> Exercise details
Tell how many lines in the data below hold the string "image"; give nothing but the number.
::: Given records
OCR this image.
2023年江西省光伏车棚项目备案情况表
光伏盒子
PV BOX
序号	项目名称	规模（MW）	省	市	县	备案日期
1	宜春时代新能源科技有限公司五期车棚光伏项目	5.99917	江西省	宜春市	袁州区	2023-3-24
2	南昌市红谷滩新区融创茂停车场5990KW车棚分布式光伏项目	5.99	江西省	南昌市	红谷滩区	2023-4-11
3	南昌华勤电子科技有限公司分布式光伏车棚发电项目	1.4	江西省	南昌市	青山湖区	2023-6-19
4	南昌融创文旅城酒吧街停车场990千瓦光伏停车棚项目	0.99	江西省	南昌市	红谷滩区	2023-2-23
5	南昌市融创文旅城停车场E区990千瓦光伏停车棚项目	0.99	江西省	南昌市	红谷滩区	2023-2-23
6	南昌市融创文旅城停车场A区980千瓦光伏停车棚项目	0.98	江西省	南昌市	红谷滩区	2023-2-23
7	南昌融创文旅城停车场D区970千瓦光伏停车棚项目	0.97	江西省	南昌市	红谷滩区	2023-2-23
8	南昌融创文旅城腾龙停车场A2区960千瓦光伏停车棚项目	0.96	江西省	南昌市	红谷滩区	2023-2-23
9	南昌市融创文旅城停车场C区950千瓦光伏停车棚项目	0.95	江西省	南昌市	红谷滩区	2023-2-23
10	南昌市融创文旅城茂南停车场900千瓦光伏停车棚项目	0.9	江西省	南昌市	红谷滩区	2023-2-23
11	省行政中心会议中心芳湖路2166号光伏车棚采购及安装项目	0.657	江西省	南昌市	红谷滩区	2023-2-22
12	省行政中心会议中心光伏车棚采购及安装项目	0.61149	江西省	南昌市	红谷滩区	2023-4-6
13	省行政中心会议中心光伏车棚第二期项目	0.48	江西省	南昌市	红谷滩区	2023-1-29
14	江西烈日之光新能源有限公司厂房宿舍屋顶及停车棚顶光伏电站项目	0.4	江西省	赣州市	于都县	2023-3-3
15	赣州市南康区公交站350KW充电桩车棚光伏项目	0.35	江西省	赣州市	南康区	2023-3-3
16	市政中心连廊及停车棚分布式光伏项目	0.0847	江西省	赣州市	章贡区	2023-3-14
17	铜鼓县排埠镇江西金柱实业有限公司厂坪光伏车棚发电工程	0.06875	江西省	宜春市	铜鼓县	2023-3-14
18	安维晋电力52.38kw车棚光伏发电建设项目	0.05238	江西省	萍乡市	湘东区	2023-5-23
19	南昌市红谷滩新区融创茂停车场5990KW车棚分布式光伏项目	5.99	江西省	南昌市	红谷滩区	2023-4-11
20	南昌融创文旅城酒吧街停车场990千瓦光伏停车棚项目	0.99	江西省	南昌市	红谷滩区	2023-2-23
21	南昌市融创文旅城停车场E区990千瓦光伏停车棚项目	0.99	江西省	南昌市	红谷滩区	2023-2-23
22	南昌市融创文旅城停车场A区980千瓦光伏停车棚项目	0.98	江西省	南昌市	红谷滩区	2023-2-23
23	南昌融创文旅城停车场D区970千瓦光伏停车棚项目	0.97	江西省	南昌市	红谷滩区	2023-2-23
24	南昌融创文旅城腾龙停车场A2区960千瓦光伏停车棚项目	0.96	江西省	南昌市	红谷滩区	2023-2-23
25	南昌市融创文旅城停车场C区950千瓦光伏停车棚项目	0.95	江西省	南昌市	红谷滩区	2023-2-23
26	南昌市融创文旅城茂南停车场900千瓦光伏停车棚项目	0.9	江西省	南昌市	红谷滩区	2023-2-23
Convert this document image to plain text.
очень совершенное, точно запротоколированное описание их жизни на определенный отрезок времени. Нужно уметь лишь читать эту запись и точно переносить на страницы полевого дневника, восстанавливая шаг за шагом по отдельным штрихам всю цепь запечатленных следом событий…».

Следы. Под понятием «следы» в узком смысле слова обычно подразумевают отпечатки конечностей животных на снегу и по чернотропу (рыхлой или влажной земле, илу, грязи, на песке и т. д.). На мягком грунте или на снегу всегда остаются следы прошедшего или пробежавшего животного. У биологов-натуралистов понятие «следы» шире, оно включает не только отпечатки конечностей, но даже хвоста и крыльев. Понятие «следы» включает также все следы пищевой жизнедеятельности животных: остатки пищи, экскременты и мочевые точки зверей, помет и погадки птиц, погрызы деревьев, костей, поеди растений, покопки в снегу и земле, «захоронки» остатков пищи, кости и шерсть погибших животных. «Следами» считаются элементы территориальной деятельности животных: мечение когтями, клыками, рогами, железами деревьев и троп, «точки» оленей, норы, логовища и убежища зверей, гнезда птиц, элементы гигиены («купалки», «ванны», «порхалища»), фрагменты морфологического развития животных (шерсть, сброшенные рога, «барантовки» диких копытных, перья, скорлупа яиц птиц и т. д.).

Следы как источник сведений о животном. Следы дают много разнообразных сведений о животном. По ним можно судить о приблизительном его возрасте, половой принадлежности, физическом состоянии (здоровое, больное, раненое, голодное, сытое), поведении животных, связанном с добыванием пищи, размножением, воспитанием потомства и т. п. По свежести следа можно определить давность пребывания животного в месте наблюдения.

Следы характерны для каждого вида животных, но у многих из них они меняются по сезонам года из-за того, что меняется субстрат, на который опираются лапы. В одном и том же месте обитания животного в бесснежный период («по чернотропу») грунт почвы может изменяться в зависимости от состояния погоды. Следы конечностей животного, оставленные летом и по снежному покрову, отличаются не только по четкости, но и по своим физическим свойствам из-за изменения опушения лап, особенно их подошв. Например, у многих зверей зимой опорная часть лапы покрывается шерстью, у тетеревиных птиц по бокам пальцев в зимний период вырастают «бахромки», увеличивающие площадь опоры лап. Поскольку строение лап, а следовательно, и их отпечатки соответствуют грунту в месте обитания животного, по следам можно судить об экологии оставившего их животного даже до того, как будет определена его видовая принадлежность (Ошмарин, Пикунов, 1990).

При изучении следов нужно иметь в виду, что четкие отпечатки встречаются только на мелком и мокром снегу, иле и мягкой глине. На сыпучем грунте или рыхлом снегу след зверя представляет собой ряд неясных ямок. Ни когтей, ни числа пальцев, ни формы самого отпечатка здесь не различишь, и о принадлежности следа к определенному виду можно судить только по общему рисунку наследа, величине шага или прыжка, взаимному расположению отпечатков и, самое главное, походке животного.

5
::::::
> Answer to the exercise
2